**Problem to work on:**
Could you repeat exactly the lines below, from the line containing "Serialize everything readable" through the last one, both included, while leaving out any pictures?

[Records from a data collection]

>>

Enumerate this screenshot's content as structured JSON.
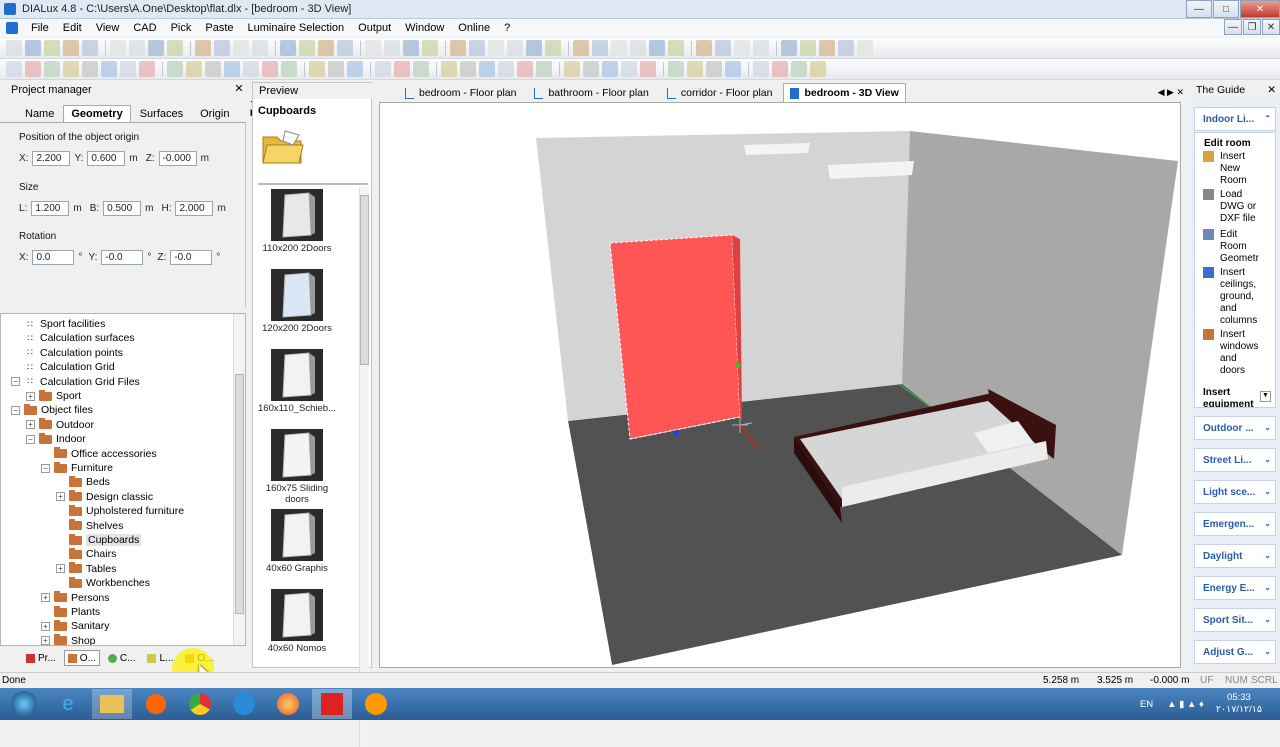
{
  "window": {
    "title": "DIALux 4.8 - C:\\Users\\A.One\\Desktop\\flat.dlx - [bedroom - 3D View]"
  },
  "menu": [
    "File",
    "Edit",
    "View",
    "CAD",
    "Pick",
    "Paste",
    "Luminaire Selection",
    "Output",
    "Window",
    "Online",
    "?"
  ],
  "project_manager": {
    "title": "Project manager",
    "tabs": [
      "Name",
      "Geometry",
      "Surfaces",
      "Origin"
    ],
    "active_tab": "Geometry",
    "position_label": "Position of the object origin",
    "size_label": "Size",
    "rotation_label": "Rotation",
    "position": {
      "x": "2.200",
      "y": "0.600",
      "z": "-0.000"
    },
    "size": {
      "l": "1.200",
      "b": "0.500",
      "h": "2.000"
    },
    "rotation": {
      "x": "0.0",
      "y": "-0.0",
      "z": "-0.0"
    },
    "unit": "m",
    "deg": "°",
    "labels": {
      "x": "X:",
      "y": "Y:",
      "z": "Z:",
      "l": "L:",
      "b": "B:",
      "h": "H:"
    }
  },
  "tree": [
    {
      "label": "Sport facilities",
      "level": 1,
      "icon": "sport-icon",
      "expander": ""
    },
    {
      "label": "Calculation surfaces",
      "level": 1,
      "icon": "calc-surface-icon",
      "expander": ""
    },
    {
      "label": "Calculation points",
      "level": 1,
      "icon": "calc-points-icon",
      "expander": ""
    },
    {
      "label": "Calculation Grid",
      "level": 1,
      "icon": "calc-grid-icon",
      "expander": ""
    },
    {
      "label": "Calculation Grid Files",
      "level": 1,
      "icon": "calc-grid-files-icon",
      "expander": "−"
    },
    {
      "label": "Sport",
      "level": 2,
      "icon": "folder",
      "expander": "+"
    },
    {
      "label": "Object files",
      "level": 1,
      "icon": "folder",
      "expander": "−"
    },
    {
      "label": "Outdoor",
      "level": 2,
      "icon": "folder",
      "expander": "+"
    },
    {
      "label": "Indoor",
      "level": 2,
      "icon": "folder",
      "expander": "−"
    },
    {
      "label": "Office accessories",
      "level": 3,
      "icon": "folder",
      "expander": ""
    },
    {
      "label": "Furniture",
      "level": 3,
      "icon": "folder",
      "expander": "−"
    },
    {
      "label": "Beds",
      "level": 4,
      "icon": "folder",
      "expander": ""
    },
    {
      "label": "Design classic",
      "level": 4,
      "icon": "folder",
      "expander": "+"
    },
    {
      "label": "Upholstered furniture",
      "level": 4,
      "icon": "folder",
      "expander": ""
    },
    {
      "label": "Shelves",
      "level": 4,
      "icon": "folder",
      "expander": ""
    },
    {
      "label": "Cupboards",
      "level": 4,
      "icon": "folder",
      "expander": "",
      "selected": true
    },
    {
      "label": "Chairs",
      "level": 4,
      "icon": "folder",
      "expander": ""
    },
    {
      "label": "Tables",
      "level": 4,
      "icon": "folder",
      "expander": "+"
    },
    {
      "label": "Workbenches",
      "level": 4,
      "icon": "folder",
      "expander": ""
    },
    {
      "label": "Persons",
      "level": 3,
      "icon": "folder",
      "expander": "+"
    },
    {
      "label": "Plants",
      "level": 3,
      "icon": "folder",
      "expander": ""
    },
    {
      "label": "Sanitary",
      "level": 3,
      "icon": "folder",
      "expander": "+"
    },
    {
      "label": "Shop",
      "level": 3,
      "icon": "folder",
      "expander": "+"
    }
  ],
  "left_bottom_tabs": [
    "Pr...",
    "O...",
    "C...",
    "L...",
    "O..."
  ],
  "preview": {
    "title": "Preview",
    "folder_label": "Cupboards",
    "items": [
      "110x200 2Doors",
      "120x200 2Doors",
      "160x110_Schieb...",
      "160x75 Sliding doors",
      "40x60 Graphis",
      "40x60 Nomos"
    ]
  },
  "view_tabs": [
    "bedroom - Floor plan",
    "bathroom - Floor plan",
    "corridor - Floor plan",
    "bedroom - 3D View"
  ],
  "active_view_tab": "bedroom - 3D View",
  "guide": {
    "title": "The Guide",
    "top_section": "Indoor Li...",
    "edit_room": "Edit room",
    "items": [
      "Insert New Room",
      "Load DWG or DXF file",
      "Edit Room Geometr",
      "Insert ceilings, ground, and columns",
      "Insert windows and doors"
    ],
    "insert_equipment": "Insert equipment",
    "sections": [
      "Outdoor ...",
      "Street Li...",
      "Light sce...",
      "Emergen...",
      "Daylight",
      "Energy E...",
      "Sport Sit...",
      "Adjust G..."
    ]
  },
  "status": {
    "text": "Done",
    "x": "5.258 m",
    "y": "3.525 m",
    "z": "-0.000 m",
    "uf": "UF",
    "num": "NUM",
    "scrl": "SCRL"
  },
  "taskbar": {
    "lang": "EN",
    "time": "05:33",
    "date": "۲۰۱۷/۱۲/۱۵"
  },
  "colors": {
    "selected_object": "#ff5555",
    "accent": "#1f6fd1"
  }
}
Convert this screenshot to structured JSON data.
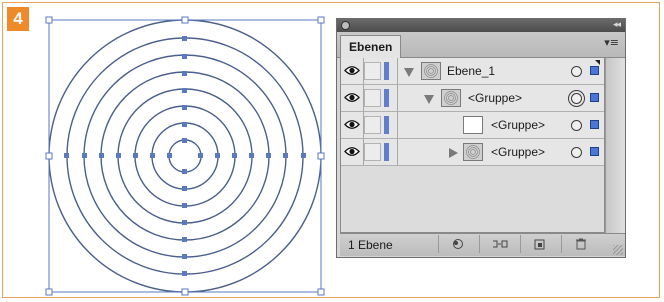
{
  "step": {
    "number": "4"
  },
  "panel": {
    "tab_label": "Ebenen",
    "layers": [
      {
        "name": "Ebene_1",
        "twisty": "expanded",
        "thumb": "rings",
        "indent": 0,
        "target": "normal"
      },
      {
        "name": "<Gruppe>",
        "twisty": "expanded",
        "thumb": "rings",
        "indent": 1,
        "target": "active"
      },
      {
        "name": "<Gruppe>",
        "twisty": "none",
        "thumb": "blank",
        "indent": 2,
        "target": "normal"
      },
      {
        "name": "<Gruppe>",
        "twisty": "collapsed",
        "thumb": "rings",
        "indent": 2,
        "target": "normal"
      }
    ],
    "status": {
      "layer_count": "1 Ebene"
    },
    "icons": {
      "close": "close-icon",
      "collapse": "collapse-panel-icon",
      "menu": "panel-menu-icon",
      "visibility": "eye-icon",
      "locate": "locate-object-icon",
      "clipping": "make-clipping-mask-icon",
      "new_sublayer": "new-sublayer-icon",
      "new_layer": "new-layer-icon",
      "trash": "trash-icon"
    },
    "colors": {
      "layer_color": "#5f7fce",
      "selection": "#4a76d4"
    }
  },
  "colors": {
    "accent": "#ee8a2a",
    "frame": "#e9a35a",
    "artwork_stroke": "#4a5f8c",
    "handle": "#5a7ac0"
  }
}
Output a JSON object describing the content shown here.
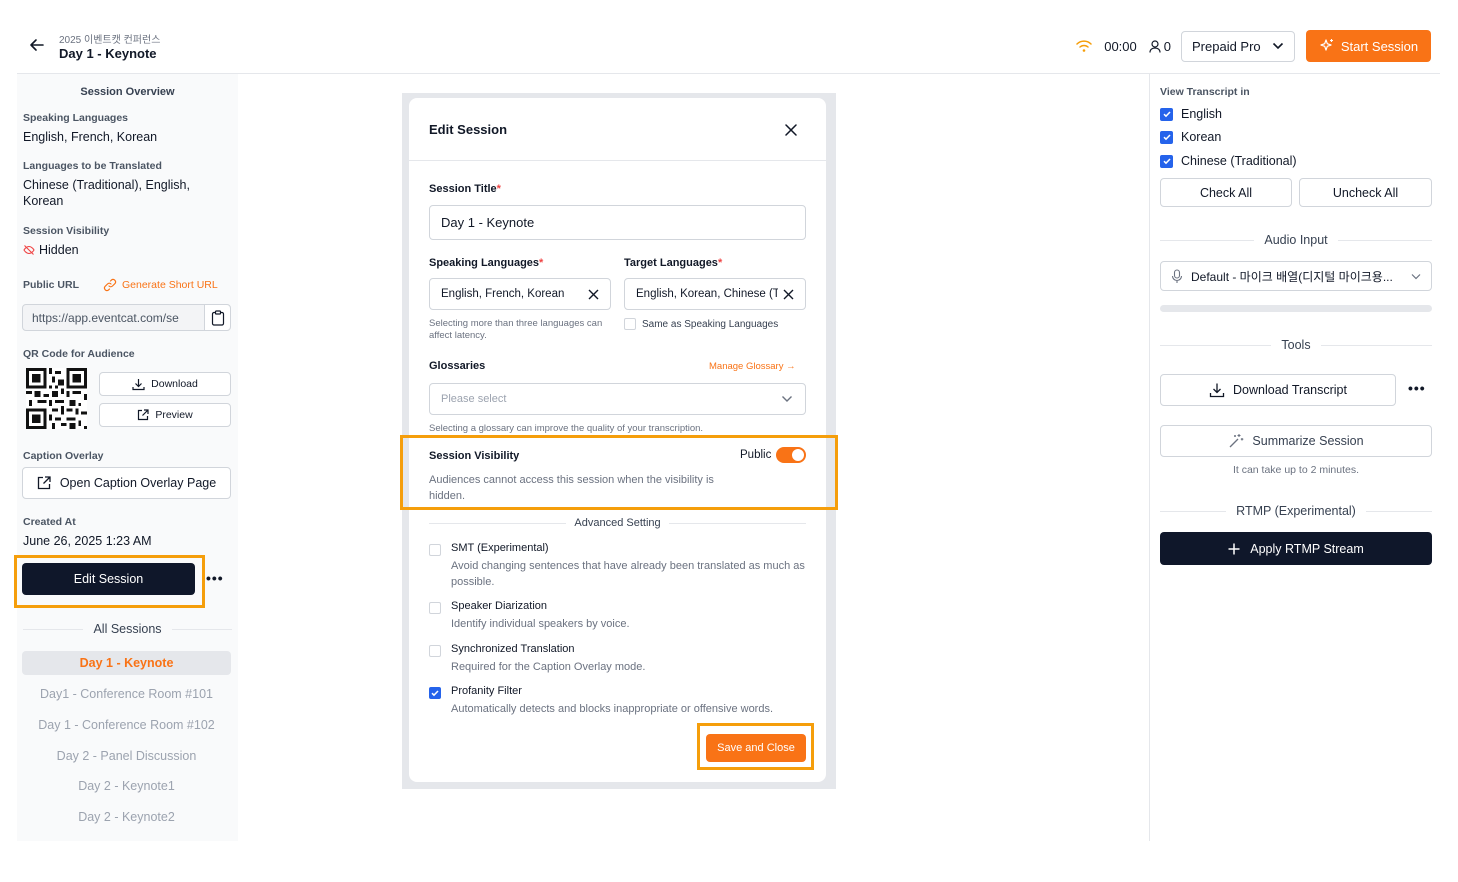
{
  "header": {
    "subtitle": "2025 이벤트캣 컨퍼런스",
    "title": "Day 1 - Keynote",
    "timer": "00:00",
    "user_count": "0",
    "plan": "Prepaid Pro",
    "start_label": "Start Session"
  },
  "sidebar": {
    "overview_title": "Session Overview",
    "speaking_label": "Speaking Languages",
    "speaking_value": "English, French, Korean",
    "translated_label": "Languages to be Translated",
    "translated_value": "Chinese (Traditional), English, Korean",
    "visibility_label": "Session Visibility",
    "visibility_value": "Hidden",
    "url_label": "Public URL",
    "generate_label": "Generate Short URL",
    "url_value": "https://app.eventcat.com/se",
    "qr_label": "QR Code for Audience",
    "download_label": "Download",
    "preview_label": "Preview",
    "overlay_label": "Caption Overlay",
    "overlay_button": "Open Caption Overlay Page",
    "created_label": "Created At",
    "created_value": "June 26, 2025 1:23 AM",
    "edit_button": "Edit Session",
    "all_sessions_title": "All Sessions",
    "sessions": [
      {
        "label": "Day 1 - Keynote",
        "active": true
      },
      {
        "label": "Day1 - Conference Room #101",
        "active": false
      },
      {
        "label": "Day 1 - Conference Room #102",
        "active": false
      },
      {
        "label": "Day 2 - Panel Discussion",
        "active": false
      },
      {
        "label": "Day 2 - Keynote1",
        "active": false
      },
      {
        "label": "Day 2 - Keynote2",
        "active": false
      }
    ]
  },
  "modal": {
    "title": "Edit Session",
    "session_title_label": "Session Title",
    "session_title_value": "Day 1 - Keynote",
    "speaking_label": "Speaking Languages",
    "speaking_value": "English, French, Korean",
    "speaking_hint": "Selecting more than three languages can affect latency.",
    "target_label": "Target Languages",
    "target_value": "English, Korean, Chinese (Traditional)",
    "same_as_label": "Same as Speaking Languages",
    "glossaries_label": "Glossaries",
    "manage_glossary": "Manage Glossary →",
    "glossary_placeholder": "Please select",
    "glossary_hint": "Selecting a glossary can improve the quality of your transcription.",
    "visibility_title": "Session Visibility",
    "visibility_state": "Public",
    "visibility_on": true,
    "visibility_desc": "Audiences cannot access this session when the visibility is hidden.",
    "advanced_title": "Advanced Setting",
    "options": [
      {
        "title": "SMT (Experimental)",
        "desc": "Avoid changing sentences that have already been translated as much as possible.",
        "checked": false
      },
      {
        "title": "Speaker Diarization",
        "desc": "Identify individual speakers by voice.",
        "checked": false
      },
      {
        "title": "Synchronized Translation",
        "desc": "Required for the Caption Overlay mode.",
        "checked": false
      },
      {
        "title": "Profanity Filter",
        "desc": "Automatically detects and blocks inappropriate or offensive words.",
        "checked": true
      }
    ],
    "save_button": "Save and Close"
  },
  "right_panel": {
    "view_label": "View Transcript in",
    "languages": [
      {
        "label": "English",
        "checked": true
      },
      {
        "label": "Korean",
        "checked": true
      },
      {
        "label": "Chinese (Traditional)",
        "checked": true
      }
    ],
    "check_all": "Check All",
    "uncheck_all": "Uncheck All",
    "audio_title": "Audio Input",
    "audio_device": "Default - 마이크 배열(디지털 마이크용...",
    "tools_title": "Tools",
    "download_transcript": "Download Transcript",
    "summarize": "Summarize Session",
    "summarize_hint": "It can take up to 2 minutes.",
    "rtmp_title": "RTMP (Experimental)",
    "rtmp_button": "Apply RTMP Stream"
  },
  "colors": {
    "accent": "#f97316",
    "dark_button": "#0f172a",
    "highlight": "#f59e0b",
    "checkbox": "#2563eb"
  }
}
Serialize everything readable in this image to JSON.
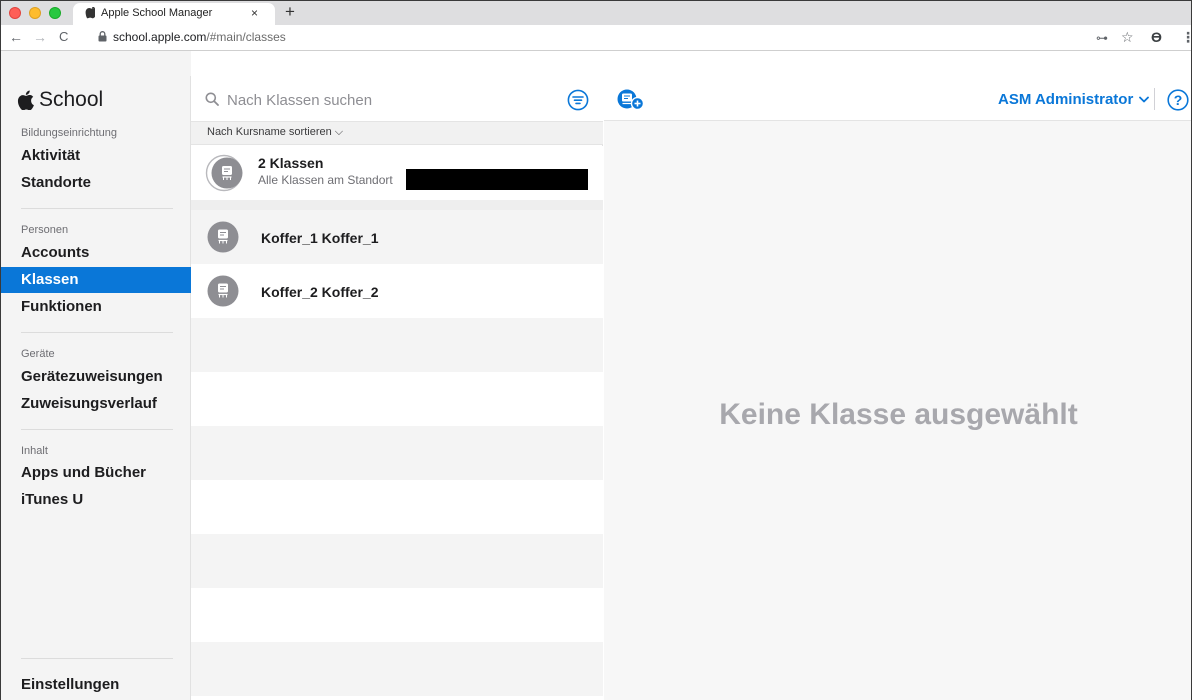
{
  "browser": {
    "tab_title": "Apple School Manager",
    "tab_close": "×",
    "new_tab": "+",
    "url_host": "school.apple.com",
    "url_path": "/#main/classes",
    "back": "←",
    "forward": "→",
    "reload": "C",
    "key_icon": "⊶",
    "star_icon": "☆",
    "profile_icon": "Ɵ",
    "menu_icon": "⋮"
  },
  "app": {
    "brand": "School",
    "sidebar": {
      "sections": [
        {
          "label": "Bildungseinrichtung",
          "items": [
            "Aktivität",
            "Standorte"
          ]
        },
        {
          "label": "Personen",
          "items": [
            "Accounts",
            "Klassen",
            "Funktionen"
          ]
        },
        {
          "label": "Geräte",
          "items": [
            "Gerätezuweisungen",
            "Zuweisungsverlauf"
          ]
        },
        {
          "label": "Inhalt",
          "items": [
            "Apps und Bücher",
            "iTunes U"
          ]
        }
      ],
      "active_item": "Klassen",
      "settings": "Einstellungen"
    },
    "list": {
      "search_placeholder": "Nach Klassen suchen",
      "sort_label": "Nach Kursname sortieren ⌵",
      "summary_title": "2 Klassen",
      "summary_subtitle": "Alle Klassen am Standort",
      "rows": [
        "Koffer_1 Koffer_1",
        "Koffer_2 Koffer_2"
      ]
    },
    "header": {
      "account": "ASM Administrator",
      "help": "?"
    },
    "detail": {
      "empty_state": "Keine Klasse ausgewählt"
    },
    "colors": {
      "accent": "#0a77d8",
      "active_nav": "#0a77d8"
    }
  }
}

<<

**Result of this task:**
Serialize everything readable in this image to JSON.
{
  "browser": {
    "tab_title": "Apple School Manager",
    "tab_close": "×",
    "new_tab": "+",
    "url_host": "school.apple.com",
    "url_path": "/#main/classes",
    "back": "←",
    "forward": "→",
    "reload": "C",
    "key_icon": "⊶",
    "star_icon": "☆",
    "profile_icon": "Ɵ",
    "menu_icon": "⋮"
  },
  "app": {
    "brand": "School",
    "sidebar": {
      "sections": [
        {
          "label": "Bildungseinrichtung",
          "items": [
            "Aktivität",
            "Standorte"
          ]
        },
        {
          "label": "Personen",
          "items": [
            "Accounts",
            "Klassen",
            "Funktionen"
          ]
        },
        {
          "label": "Geräte",
          "items": [
            "Gerätezuweisungen",
            "Zuweisungsverlauf"
          ]
        },
        {
          "label": "Inhalt",
          "items": [
            "Apps und Bücher",
            "iTunes U"
          ]
        }
      ],
      "active_item": "Klassen",
      "settings": "Einstellungen"
    },
    "list": {
      "search_placeholder": "Nach Klassen suchen",
      "sort_label": "Nach Kursname sortieren ⌵",
      "summary_title": "2 Klassen",
      "summary_subtitle": "Alle Klassen am Standort",
      "rows": [
        "Koffer_1 Koffer_1",
        "Koffer_2 Koffer_2"
      ]
    },
    "header": {
      "account": "ASM Administrator",
      "help": "?"
    },
    "detail": {
      "empty_state": "Keine Klasse ausgewählt"
    },
    "colors": {
      "accent": "#0a77d8",
      "active_nav": "#0a77d8"
    }
  }
}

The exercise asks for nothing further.